> [What to work on]:
Return a verbatim copy of the part of the SQL Server thread that begins at the words "In this example, DT_RowId" and stops after the words "clunky SELECT statement?".

## BEGIN Document

How do I perform a string function whilst using OPENJSON WITH? - sql-server

In this example, DT_RowId is a concatenated string. I need to extract out its values, and make them available in a WHERE clause (not shown).
Is there a way to perform string functions on a value as part of a FROM OPENJSON WITH?
Is there a proper way to extract concatenated strings from a value without using a clunky SELECT statement?
Side note: This example is REALLY part of an UPDATE statement, so I'd be using the extracted values in the WHERE clause (not shown here). Also, also: Split is a custom string function we have.
BTW: I have full control of that DT_RowId, and i could make it an array, for example, [42, 1, 1]
declare #jsonRequest nvarchar(max) = '{"DT_RowId":"42_1_14","Action":"edit","Schedule":"1","Slot":"1","Period":"9:00 to 9:30 UPDATED","AMOnly":"0","PMOnly":"0","AllDay":"1"}'
select
(select Item from master.dbo.Split(source.DT_RowId, '_', 0) where ItemIndex = 0) as ID
,source.Schedule
,source.Slot
,source.[Period]
,source.AllDay
,source.PMOnly
,source.AMOnly
from openjson(#jsonRequest, '$')
with
(
DT_RowId varchar(255) '$.DT_RowId' /*concatenated string of row being edited */
,Schedule tinyint '$.Schedule'
,Slot tinyint '$.Slot'
,[Period] varchar(20) '$.Period'
,AllDay bit '$.AllDay'
,PMOnly bit '$.PMOnly'
,AMOnly bit '$.AMOnly'
) as source

Using SQL-Server 2016+ offers a nice trick to split a string fast and position-aware:
select
DTRow.AsJson as DTRow_All_Content
,JSON_VALUE(DTRow.AsJson,'$[0]') AS DTRow_FirstValue
,source.Schedule
,source.Slot
,source.[Period]
,source.AllDay
,source.PMOnly
,source.AMOnly
from openjson(#jsonRequest, '$')
with
(
DT_RowId varchar(255) '$.DT_RowId' /*concatenated string of row being edited */
,Schedule tinyint '$.Schedule'
,Slot tinyint '$.Slot'
,[Period] varchar(20) '$.Period'
,AllDay bit '$.AllDay'
,PMOnly bit '$.PMOnly'
,AMOnly bit '$.AMOnly'
) as source
OUTER APPLY(SELECT CONCAT('["',REPLACE([source].DT_RowId,'_','","'),'"]')) DTRow(AsJson);
The magic is the transformation of 42_1_14 to ["42","1","14"] with some simple string methods. With this you can use JSON_VALUE() to fetch an item by its position.

## END Document
## BEGIN Material provided

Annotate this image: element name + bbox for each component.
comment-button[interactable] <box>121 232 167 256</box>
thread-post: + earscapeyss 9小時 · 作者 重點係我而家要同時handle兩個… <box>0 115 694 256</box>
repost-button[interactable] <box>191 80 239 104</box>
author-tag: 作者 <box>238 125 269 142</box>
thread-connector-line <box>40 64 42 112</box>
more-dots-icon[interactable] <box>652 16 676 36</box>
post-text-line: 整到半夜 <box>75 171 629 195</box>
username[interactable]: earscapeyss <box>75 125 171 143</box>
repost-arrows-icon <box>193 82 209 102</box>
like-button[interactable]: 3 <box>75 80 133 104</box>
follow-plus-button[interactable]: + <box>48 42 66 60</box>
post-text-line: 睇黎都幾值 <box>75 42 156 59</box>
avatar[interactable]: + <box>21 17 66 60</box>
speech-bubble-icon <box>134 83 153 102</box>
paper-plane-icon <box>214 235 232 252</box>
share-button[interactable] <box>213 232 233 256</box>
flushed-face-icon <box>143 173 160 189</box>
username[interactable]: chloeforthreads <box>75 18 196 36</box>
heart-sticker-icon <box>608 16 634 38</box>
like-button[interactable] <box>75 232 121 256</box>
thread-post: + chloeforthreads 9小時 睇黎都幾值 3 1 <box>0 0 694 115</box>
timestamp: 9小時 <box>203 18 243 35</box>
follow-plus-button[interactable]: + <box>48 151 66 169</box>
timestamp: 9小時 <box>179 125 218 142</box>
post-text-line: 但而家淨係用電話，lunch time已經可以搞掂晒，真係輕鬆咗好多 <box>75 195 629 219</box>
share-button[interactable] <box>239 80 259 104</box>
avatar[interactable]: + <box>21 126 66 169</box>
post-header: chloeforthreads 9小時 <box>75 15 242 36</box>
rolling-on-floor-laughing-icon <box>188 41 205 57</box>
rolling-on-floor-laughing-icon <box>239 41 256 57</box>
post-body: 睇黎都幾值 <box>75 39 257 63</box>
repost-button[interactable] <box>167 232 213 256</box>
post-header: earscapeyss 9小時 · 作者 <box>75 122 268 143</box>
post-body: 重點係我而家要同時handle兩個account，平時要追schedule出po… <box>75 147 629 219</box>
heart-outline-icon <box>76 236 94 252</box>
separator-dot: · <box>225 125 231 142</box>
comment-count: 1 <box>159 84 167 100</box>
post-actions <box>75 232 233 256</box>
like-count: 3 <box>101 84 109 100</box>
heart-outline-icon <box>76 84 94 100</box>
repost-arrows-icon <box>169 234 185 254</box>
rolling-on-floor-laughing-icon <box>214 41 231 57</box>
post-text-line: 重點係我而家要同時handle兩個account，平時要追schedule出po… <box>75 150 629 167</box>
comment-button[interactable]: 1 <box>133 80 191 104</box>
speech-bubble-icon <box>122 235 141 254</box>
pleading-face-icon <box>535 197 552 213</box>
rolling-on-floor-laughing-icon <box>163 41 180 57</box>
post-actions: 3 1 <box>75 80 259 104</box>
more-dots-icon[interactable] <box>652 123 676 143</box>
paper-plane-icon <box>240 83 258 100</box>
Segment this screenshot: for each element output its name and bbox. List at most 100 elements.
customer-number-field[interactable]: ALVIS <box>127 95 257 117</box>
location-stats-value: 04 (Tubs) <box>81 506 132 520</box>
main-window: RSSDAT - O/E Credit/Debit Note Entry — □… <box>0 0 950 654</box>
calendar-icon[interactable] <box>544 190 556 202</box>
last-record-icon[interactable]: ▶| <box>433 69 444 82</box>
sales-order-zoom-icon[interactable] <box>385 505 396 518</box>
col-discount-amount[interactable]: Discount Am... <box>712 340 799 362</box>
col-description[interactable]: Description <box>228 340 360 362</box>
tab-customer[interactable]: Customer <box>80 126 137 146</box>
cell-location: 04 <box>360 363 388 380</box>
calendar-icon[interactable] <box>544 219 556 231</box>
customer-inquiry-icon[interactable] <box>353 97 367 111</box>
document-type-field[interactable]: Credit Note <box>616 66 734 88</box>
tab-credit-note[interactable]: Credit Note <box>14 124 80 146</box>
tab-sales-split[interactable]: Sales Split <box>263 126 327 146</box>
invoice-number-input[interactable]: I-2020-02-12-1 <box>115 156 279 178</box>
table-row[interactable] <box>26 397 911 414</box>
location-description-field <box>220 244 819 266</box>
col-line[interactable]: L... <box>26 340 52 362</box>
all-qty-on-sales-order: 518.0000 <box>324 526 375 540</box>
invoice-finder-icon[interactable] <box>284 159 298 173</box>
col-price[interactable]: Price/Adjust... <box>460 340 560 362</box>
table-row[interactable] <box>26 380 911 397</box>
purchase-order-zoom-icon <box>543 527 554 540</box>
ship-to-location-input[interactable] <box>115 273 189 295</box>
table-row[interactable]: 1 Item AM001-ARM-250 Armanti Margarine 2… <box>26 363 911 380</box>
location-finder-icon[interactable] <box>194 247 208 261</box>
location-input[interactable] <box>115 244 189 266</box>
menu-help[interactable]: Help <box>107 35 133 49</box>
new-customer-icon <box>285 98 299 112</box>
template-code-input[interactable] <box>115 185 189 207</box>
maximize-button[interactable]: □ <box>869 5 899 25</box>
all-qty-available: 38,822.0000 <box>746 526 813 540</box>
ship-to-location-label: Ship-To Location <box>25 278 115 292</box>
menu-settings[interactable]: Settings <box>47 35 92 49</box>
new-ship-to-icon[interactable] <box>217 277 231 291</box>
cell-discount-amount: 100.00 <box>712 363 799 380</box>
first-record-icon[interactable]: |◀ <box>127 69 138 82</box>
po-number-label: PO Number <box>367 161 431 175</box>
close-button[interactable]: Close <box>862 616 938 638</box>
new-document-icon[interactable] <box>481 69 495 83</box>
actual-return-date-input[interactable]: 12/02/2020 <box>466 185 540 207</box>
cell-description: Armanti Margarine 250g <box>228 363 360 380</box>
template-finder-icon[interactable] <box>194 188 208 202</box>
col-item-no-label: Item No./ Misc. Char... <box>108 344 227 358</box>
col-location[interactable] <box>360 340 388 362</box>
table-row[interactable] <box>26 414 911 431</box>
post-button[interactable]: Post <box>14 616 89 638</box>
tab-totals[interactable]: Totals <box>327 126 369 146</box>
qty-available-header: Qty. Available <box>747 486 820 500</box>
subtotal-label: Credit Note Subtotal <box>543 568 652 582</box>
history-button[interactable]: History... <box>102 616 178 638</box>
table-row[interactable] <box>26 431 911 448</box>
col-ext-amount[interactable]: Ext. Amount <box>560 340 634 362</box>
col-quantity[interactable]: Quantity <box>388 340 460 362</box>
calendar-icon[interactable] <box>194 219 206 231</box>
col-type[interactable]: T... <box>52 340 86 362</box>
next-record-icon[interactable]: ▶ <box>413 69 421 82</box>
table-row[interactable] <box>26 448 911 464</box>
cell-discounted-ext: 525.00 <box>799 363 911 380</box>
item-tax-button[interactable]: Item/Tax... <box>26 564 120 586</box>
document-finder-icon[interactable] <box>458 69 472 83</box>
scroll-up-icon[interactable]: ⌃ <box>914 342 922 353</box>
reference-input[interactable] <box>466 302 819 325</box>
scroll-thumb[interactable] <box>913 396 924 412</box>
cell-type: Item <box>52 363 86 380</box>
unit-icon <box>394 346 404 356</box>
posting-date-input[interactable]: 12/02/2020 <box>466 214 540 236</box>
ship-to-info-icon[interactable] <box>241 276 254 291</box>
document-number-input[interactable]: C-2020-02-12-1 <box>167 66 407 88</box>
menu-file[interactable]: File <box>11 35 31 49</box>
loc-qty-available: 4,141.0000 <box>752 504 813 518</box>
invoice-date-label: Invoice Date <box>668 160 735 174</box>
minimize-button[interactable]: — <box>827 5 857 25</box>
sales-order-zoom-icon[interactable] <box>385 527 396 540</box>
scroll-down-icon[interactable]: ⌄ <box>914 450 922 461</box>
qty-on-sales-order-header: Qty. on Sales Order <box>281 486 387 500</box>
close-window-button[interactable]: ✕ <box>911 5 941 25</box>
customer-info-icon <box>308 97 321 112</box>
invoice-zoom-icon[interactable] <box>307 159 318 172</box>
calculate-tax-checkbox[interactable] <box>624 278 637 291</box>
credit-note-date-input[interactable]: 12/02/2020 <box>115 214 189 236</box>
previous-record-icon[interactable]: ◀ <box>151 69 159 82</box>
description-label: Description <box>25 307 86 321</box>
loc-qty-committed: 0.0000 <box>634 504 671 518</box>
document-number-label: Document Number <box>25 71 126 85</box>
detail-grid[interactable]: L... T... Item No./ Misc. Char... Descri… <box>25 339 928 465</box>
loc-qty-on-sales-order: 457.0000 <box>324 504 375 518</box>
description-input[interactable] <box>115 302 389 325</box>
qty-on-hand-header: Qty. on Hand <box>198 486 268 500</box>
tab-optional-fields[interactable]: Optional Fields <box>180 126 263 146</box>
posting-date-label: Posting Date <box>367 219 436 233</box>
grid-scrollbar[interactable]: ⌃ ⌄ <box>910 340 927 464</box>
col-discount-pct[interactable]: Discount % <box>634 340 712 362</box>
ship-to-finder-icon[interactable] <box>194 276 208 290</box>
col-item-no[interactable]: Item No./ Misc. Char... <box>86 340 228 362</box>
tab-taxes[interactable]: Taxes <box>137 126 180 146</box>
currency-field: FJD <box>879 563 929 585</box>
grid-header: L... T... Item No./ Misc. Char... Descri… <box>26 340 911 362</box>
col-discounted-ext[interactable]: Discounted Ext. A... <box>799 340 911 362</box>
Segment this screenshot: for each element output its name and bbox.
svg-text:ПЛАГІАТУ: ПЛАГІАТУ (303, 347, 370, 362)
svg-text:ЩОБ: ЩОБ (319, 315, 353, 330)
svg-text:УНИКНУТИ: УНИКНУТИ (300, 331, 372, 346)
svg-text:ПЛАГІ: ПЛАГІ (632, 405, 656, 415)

## END Material provided

> [Output for this task]:
In this example, DT_RowId is a concatenated string. I need to extract out its values, and make them available in a WHERE clause (not shown).
Is there a way to perform string functions on a value as part of a FROM OPENJSON WITH?
Is there a proper way to extract concatenated strings from a value without using a clunky SELECT statement?